Can you quote exactly the stretch of lines from the one with "Extract the structured" through the final line of the material, both ends included?

──────── The data

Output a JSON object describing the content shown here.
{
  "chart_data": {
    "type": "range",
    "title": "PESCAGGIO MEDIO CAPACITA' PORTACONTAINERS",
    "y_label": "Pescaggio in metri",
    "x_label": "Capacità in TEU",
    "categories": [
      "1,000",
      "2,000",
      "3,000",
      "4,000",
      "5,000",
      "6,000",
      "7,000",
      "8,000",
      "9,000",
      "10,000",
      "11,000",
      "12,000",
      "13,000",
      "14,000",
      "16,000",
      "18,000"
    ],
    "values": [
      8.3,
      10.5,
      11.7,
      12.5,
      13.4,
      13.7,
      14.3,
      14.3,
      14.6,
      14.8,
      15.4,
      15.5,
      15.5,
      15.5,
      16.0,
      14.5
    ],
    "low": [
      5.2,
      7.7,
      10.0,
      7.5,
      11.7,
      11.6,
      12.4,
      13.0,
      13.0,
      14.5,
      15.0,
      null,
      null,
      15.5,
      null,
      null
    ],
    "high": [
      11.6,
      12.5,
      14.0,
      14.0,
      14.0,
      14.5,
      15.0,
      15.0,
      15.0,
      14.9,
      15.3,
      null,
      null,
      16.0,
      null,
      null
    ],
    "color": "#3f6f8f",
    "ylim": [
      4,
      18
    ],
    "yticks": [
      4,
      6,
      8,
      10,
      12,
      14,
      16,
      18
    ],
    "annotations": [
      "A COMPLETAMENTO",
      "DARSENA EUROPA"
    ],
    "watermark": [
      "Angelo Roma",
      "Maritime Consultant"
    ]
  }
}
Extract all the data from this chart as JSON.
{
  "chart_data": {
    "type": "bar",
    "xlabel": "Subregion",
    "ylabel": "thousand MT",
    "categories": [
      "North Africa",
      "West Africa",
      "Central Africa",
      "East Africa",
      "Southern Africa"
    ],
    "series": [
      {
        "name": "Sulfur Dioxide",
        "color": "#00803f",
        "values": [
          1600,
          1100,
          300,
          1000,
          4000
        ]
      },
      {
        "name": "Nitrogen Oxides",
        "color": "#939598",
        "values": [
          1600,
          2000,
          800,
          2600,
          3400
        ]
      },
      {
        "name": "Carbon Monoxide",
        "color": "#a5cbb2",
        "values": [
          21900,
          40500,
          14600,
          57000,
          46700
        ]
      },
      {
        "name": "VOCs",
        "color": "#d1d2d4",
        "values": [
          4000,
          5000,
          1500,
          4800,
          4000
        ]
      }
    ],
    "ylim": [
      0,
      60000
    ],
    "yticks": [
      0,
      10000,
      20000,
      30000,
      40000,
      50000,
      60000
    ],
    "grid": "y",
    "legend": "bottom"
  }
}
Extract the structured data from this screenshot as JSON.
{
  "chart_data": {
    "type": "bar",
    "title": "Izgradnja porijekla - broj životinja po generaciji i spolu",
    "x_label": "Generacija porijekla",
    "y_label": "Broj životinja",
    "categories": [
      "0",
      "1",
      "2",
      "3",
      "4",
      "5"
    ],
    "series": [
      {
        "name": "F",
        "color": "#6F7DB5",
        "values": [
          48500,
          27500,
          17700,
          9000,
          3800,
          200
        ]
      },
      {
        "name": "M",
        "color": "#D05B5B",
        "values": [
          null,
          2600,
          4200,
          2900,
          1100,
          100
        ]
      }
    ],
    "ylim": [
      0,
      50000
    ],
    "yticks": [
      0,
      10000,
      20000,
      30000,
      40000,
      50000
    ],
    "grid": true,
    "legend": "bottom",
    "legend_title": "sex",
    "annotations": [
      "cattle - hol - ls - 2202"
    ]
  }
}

────────────────

→ Output of the exercise
Extract the structured data from this screenshot as JSON.
{
  "chart_data": {
    "type": "bar",
    "title": "Izgradnja porijekla - broj životinja po generaciji i spolu",
    "x_label": "Generacija porijekla",
    "y_label": "Broj životinja",
    "categories": [
      "0",
      "1",
      "2",
      "3",
      "4",
      "5"
    ],
    "series": [
      {
        "name": "F",
        "color": "#6F7DB5",
        "values": [
          48500,
          27500,
          17700,
          9000,
          3800,
          200
        ]
      },
      {
        "name": "M",
        "color": "#D05B5B",
        "values": [
          null,
          2600,
          4200,
          2900,
          1100,
          100
        ]
      }
    ],
    "ylim": [
      0,
      50000
    ],
    "yticks": [
      0,
      10000,
      20000,
      30000,
      40000,
      50000
    ],
    "grid": true,
    "legend": "bottom",
    "legend_title": "sex",
    "annotations": [
      "cattle - hol - ls - 2202"
    ]
  }
}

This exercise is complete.